WHAT YOU WILL DO = Look through the data and write out every line with the word "discriminatory" in it.

THE INPUT =
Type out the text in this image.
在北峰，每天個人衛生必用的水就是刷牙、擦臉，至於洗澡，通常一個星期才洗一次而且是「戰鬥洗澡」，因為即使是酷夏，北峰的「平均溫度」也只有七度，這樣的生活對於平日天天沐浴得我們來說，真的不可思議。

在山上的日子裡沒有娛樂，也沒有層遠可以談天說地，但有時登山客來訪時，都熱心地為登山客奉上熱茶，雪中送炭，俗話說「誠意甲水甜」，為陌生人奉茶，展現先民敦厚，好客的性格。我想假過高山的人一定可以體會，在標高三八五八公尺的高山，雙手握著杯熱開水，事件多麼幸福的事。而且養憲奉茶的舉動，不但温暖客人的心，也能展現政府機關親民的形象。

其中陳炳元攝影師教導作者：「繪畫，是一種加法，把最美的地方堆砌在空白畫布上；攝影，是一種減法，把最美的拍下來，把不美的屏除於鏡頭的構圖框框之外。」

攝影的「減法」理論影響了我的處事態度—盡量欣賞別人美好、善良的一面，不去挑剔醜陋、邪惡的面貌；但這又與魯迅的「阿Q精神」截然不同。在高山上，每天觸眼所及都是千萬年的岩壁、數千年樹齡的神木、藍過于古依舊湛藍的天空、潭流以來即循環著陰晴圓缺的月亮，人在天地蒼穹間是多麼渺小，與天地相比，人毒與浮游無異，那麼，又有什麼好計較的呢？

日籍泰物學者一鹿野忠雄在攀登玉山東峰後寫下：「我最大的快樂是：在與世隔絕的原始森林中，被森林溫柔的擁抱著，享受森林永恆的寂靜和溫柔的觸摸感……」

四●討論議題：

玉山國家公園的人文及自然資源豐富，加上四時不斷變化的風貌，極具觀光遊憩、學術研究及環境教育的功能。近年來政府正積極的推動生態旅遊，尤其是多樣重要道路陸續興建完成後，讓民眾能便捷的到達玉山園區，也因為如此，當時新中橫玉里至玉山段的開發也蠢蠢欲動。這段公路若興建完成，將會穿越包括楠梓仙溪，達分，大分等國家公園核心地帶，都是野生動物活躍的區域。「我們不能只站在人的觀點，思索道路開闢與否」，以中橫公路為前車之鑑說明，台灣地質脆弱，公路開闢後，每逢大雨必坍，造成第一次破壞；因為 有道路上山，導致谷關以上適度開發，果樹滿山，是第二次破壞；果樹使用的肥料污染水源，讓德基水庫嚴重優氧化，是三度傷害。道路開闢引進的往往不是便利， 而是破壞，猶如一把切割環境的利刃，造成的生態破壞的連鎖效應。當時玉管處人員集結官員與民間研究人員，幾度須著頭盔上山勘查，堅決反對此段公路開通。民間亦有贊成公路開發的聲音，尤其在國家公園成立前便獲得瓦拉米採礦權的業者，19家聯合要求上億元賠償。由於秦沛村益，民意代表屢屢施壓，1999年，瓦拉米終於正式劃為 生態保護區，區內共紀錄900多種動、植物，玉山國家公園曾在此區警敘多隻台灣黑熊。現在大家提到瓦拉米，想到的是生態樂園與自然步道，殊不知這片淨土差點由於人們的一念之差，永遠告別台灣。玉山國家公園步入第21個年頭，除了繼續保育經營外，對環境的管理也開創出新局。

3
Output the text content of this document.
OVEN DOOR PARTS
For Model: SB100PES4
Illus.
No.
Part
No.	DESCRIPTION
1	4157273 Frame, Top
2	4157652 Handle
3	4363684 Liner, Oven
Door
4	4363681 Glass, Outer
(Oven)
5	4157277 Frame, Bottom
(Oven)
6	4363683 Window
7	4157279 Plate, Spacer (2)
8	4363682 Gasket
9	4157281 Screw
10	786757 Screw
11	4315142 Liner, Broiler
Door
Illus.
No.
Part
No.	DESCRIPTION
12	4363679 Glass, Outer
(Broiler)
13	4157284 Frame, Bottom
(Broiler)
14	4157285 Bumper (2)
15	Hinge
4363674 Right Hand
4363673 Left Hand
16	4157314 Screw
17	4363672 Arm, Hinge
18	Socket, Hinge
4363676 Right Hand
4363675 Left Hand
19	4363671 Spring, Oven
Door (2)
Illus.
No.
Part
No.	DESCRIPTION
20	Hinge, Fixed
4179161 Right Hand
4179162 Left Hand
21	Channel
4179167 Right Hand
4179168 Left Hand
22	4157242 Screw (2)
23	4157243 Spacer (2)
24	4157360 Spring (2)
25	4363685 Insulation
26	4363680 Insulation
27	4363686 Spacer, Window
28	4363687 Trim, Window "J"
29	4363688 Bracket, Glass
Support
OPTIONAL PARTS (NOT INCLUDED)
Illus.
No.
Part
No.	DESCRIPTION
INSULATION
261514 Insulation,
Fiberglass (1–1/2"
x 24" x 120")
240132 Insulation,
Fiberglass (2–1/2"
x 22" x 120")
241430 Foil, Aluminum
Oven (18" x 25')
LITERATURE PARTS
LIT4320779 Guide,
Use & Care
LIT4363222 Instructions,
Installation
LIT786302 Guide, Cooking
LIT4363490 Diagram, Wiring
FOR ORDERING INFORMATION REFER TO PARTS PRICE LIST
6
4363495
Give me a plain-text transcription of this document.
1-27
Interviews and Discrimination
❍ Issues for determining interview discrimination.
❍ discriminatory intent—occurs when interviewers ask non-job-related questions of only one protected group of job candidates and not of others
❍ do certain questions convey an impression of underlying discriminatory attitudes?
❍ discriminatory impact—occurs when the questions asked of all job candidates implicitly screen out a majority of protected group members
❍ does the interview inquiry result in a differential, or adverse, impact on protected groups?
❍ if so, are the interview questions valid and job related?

WRITTEN ANSWER =
❍ discriminatory intent—occurs when interviewers ask non-job-related questions of only one protected group of job candidates and not of others
❍ do certain questions convey an impression of underlying discriminatory attitudes?
❍ discriminatory impact—occurs when the questions asked of all job candidates implicitly screen out a majority of protected group members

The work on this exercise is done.